• Quoted passage
╭──

Just walk out the door. When you leave an abusive marriage, you are surrounded by a forcefield, making you impervious to all future harm. Once you pull yourself up by your bootstraps, end your chronic need for a relationship, conquer your fear of being alone, you drive into a new world filled with pink sunsets.
According to the movies.
I become angered whenever an individual casually says, “Why don’t you just leave?” It indicates an ignorance about the mechanics involved with abuse and rebuilding one’s life. As though a person who has made controlling and misusing a person their favorite pastime, will just let that go without a fight.
Of course, escaping an abusive relationship is a huge step in the right direction, it is just that – a step. My first real life account of domestic violence was Tracey Thurman (now Motuzick), when I was about 11 or 12. She met Charles “Buck” Thurman in 1979, married him in the spring of 1981, and they separated in the autumn of 1982. For eight months, he stalked and harassed her to the point that her friends filed a complaint on her behalf. In this time, she called the police on Thurman 19 times. On June 10, 1983, Thurman violated a restraining order, prompting Motuzick to call the police. When the police arrived, Thurman attacked Tracey, stabbing her 13 times. The police officer, in a profound lack of judgment, took the knife, but left Thurman unsecured, allowing him to grab their son, and stomp on Tracey one final time, breaking her neck. Tracey’s account of this story can be heard here. Connecticut’s Family Violence Prevention and Response Act of 1986 was essentially created after Tracey’s ordeal. The most prominent change is that the abused individual is no longer asked “do you want to press charge,” but rather it is up to the assessment of law enforcement to determine whether or not a crime has been committed. Again, progress.

╰──

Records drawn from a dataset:
╭──

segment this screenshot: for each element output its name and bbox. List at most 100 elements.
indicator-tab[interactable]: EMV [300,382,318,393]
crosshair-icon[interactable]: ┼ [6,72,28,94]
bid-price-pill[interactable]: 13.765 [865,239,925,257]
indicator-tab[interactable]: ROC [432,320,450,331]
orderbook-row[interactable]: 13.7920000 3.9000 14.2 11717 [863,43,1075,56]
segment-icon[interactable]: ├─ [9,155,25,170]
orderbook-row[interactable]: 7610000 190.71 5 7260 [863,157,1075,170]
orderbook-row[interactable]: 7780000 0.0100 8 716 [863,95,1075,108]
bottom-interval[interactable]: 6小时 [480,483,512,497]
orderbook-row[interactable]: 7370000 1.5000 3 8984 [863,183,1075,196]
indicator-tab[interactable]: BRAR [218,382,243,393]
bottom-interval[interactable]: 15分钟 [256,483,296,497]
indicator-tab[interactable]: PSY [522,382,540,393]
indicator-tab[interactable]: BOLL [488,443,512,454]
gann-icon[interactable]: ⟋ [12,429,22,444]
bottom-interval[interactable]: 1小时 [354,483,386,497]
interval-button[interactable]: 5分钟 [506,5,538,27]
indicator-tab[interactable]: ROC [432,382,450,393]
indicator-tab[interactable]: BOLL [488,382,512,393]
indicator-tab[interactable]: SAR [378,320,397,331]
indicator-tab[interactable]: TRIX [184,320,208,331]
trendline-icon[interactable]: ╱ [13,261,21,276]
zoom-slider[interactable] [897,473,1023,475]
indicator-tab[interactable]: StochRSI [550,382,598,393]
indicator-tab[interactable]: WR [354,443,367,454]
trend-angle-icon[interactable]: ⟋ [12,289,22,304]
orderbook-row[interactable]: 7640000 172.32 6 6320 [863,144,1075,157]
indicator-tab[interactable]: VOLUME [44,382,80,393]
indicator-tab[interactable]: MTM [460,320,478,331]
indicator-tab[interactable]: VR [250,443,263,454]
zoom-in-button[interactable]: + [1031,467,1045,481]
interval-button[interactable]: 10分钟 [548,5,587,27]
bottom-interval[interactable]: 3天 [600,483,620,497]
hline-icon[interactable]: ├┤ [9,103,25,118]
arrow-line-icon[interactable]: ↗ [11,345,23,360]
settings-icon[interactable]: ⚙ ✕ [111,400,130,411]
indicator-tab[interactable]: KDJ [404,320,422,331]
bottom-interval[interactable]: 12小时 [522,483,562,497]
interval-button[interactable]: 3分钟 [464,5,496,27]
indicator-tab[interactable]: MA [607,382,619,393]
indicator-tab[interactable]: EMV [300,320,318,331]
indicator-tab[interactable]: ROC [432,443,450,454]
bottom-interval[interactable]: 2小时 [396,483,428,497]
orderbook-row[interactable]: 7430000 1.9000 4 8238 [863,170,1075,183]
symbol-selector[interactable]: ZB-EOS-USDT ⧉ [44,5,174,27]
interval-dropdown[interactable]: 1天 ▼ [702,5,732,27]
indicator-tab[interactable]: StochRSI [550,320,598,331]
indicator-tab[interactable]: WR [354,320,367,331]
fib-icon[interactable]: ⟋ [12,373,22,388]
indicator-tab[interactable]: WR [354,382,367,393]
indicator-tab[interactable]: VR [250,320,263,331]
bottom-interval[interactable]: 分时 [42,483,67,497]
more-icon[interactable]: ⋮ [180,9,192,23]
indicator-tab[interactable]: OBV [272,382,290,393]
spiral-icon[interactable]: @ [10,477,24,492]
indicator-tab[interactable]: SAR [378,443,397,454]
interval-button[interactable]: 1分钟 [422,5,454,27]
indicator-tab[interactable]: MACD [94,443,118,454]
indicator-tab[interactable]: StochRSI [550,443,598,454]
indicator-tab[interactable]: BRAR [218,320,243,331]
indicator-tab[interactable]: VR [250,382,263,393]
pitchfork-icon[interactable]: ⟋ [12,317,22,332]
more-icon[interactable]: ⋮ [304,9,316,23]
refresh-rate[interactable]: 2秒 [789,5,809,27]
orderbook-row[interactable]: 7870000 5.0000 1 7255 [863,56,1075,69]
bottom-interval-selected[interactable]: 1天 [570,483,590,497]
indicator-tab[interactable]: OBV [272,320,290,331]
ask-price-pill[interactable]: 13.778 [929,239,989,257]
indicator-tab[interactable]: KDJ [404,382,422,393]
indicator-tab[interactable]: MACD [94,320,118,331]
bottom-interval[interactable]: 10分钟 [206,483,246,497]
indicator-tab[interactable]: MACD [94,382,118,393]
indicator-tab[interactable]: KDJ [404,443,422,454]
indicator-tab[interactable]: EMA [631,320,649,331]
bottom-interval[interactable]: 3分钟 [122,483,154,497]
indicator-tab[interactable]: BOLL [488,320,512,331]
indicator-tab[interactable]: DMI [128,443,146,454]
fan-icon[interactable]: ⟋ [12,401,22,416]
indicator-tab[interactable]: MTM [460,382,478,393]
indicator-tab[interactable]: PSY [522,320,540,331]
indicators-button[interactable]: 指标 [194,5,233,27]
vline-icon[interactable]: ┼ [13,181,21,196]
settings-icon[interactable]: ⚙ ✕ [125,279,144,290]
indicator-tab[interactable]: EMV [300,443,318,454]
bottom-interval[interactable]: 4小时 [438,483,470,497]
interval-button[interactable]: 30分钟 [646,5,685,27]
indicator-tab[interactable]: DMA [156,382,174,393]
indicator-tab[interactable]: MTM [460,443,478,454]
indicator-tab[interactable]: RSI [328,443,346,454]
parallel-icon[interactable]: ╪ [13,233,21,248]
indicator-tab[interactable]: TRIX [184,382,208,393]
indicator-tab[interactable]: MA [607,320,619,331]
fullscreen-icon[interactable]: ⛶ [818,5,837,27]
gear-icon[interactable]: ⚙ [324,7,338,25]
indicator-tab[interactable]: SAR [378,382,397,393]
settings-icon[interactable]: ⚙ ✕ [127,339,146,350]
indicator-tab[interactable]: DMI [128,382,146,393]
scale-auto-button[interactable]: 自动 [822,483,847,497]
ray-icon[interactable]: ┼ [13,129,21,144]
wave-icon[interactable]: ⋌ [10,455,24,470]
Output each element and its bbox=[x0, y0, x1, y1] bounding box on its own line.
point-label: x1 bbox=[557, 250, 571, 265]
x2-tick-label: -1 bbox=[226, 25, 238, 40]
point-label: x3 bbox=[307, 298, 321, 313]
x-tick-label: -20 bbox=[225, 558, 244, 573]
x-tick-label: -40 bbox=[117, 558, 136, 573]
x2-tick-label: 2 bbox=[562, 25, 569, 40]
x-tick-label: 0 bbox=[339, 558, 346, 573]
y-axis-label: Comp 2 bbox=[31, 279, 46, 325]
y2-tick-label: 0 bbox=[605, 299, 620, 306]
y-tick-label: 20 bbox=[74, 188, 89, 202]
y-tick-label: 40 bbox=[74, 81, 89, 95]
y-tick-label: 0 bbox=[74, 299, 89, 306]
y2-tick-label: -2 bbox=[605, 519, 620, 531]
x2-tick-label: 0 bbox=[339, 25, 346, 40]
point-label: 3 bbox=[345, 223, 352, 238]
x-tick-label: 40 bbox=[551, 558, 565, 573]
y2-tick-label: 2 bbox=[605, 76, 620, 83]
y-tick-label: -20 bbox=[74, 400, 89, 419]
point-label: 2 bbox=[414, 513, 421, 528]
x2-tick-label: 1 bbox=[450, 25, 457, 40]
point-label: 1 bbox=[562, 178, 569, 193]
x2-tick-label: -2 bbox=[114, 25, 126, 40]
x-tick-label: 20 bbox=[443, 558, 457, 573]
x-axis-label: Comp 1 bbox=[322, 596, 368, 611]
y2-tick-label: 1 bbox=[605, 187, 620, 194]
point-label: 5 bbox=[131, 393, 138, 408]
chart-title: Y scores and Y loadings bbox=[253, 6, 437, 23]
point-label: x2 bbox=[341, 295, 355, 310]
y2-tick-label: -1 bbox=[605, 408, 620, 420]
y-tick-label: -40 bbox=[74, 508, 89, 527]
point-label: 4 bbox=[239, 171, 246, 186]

╰──

• Complete the following
• a. Copy the passage on leaving abuse word for word, starting at "According to the" and ending at "without a fight.".
• b. Condense the paragraph of the passage on leaving abuse that begins "Of course, escaping an abusive relationship" into a bulleted list that keeps its main facts.

• Responses for each task
• a.
According to the movies.
I become angered whenever an individual casually says, “Why don’t you just leave?” It indicates an ignorance about the mechanics involved with abuse and rebuilding one’s life. As though a person who has made controlling and misusing a person their favorite pastime, will just let that go without a fight.

• b.
- Escaping an abusive relationship is a major step, but only a step.
- The author first learned of a real domestic violence case, that of Tracey Thurman (now Motuzick), at about age 11 or 12.
- She met Charles "Buck" Thurman in 1979, married him in spring 1981, and separated from him in autumn 1982.
- For eight months he stalked and harassed her. Her friends filed a complaint on her behalf, and she called the police on him 19 times.
- On June 10, 1983, he violated a restraining order. When police arrived, he stabbed her 13 times.
- An officer took the knife but left him unsecured. He grabbed their son and stomped on her, breaking her neck.
- Connecticut's Family Violence Prevention and Response Act of 1986 was essentially created after her ordeal.
- Under it, law enforcement decides whether a crime has been committed instead of asking the abused person whether to press charges.